:: Records for this exercise ::
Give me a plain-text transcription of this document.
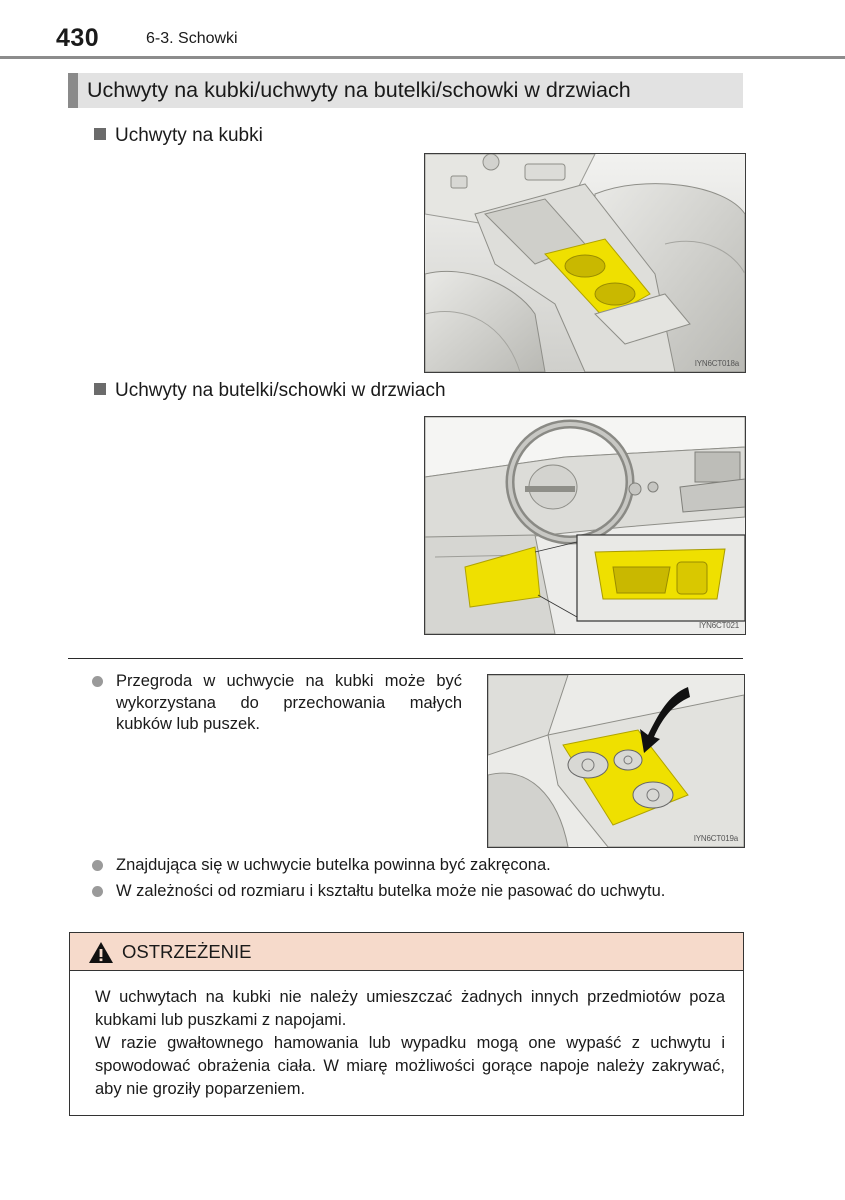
430	6-3. Schowki
Uchwyty na kubki/uchwyty na butelki/schowki w drzwiach
Uchwyty na kubki
IYN6CT018a
Uchwyty na butelki/schowki w drzwiach
IYN6CT021
Przegroda w uchwycie na kubki może być wykorzystana do przechowania małych kubków lub puszek.
IYN6CT019a
Znajdująca się w uchwycie butelka powinna być zakręcona.
W zależności od rozmiaru i kształtu butelka może nie pasować do uchwytu.
OSTRZEŻENIE

W uchwytach na kubki nie należy umieszczać żadnych innych przedmiotów poza kubkami lub puszkami z napojami.

W razie gwałtownego hamowania lub wypadku mogą one wypaść z uchwytu i spowodować obrażenia ciała. W miarę możliwości gorące napoje należy zakrywać, aby nie groziły poparzeniem.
:::
## Problem statement
Whenever "butelka" turns up in a line, pick that line out.

## Reply
Znajdująca się w uchwycie butelka powinna być zakręcona.
W zależności od rozmiaru i kształtu butelka może nie pasować do uchwytu.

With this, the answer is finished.